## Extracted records
----
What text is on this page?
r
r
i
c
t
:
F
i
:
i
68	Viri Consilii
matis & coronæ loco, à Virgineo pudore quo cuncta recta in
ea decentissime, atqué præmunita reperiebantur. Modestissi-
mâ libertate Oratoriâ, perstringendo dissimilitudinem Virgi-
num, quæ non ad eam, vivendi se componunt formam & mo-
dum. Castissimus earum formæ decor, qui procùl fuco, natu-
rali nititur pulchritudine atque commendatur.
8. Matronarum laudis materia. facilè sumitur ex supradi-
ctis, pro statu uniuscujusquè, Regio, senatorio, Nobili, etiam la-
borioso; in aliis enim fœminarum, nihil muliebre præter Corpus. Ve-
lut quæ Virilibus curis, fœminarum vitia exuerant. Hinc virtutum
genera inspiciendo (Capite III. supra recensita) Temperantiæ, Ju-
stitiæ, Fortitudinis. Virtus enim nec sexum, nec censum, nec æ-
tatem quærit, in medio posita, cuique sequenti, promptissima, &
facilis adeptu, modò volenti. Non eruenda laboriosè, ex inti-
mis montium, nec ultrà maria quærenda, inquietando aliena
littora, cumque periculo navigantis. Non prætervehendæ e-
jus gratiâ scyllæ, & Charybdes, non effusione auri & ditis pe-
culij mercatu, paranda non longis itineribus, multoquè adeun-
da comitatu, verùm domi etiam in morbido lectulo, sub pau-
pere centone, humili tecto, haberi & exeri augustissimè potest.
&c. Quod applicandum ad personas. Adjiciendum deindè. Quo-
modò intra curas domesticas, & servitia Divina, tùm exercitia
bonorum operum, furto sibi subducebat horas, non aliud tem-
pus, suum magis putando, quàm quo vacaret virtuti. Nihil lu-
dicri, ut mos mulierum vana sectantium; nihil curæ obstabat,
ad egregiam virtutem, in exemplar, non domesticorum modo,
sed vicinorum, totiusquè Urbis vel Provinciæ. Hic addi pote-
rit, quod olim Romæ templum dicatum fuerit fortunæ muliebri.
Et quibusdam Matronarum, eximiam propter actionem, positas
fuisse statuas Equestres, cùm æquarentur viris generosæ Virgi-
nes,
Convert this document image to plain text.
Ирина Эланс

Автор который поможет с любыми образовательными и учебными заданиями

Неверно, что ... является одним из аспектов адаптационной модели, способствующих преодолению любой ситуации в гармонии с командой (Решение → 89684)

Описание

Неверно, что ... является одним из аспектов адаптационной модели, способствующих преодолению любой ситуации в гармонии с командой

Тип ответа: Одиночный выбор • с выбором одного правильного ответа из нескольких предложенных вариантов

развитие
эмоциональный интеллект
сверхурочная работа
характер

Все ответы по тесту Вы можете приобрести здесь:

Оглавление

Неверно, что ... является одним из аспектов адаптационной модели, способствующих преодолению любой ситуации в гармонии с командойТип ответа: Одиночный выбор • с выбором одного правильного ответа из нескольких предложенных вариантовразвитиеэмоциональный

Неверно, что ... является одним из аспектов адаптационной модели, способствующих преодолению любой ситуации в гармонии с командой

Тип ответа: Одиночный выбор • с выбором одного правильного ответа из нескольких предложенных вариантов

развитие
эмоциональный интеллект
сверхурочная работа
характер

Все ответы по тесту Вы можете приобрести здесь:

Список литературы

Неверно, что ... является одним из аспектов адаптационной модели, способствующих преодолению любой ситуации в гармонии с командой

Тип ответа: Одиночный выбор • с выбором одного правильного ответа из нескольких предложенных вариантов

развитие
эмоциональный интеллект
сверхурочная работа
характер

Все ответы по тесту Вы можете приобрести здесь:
----
## Exercise task
Take the line that contains "Convert this document image to plain text." and each line after it down to the last of the records, and retype them exactly; add nothing else.

## Final answer
Convert this document image to plain text.
Ирина Эланс

Автор который поможет с любыми образовательными и учебными заданиями

Неверно, что ... является одним из аспектов адаптационной модели, способствующих преодолению любой ситуации в гармонии с командой (Решение → 89684)

Описание

Неверно, что ... является одним из аспектов адаптационной модели, способствующих преодолению любой ситуации в гармонии с командой

Тип ответа: Одиночный выбор • с выбором одного правильного ответа из нескольких предложенных вариантов

развитие
эмоциональный интеллект
сверхурочная работа
характер

Все ответы по тесту Вы можете приобрести здесь:

Оглавление

Неверно, что ... является одним из аспектов адаптационной модели, способствующих преодолению любой ситуации в гармонии с командойТип ответа: Одиночный выбор • с выбором одного правильного ответа из нескольких предложенных вариантовразвитиеэмоциональный

Неверно, что ... является одним из аспектов адаптационной модели, способствующих преодолению любой ситуации в гармонии с командой

Тип ответа: Одиночный выбор • с выбором одного правильного ответа из нескольких предложенных вариантов

развитие
эмоциональный интеллект
сверхурочная работа
характер

Все ответы по тесту Вы можете приобрести здесь:

Список литературы

Неверно, что ... является одним из аспектов адаптационной модели, способствующих преодолению любой ситуации в гармонии с командой

Тип ответа: Одиночный выбор • с выбором одного правильного ответа из нескольких предложенных вариантов

развитие
эмоциональный интеллект
сверхурочная работа
характер

Все ответы по тесту Вы можете приобрести здесь:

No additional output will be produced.